Page content transcription data
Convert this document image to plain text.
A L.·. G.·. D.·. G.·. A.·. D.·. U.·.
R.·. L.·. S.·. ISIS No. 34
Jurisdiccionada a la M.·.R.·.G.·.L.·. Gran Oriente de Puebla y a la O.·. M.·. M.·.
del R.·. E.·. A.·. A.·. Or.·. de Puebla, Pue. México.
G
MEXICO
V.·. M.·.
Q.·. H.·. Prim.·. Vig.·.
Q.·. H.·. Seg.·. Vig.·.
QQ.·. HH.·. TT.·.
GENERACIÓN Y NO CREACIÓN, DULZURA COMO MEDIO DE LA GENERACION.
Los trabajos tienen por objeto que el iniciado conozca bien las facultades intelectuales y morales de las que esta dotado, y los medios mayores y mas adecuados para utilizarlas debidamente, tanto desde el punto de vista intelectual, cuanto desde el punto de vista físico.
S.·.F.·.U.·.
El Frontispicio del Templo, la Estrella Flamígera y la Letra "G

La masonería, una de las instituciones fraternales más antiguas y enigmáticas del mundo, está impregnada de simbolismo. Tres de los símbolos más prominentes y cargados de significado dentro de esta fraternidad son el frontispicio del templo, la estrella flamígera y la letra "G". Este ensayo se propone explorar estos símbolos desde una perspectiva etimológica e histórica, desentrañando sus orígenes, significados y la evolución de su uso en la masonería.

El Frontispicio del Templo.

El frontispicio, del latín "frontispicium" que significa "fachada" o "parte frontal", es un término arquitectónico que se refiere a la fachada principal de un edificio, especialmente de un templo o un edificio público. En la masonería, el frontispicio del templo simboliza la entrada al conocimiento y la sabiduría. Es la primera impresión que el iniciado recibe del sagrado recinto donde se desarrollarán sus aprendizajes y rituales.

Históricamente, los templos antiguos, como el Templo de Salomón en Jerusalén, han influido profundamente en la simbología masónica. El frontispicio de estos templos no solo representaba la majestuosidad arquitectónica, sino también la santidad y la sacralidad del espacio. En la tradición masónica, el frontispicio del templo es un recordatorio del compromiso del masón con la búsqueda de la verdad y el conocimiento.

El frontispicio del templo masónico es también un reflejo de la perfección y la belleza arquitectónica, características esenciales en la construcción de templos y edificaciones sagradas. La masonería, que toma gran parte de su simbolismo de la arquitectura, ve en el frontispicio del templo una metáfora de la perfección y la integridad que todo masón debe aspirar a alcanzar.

**Task statement:**
For each line above that holds the string "Puebla", provide a copy of that line.

**Answer space:**
Jurisdiccionada a la M.·.R.·.G.·.L.·. Gran Oriente de Puebla y a la O.·. M.·. M.·.
del R.·. E.·. A.·. A.·. Or.·. de Puebla, Pue. México.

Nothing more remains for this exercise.